▶ **PROBLEM TO SOLVE**
Images are not part of the copy; write out the rest of the data exactly as given.

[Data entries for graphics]

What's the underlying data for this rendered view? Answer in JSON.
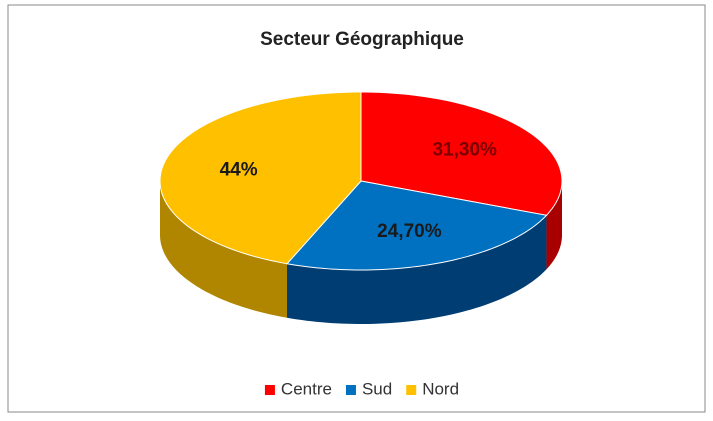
{
  "chart_data": {
    "type": "pie3d",
    "title": "Secteur Géographique",
    "categories": [
      "Centre",
      "Sud",
      "Nord"
    ],
    "values": [
      31.3,
      24.7,
      44
    ],
    "value_labels": [
      "31,30%",
      "24,70%",
      "44%"
    ],
    "colors": [
      "#ff0000",
      "#0070c0",
      "#ffc000"
    ],
    "side_colors": [
      "#a80000",
      "#003d73",
      "#b08500"
    ],
    "legend": "bottom"
  }
}
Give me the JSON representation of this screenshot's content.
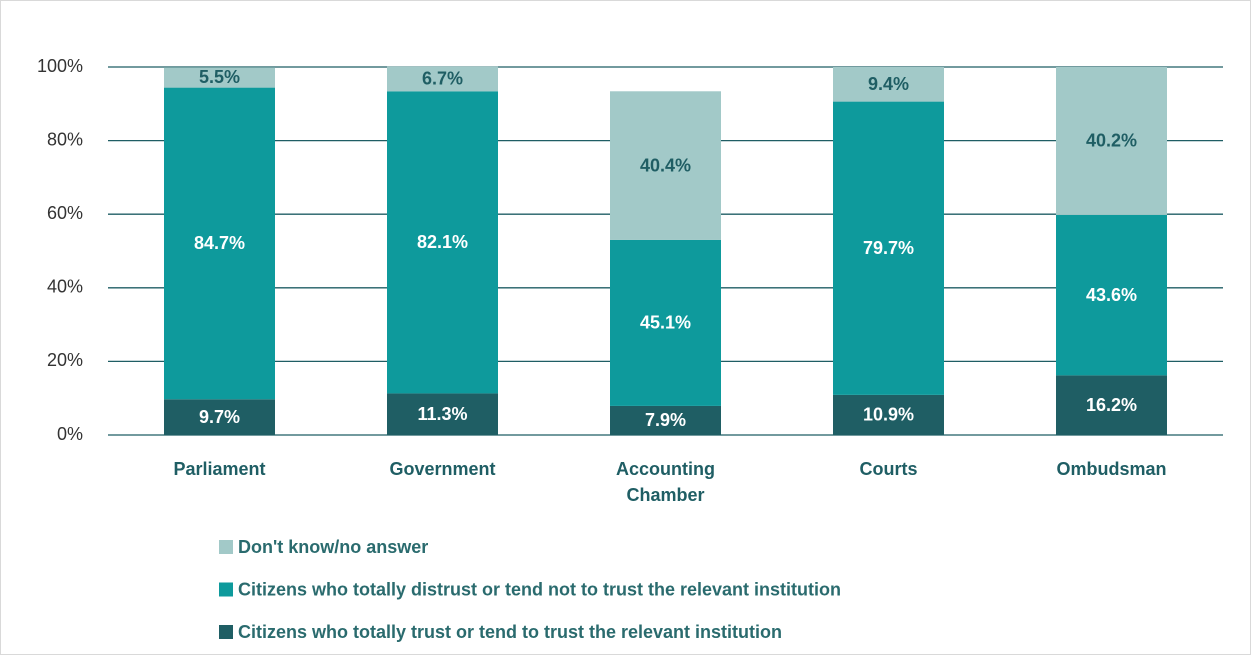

▶ **RESPONSE**
What's the underlying data for this rendered view? Answer in JSON.
{
  "chart_data": {
    "type": "pie3d",
    "title": "Secteur Géographique",
    "categories": [
      "Centre",
      "Sud",
      "Nord"
    ],
    "values": [
      31.3,
      24.7,
      44
    ],
    "value_labels": [
      "31,30%",
      "24,70%",
      "44%"
    ],
    "colors": [
      "#ff0000",
      "#0070c0",
      "#ffc000"
    ],
    "side_colors": [
      "#a80000",
      "#003d73",
      "#b08500"
    ],
    "legend": "bottom"
  }
}
Give me the JSON representation of this screenshot's content.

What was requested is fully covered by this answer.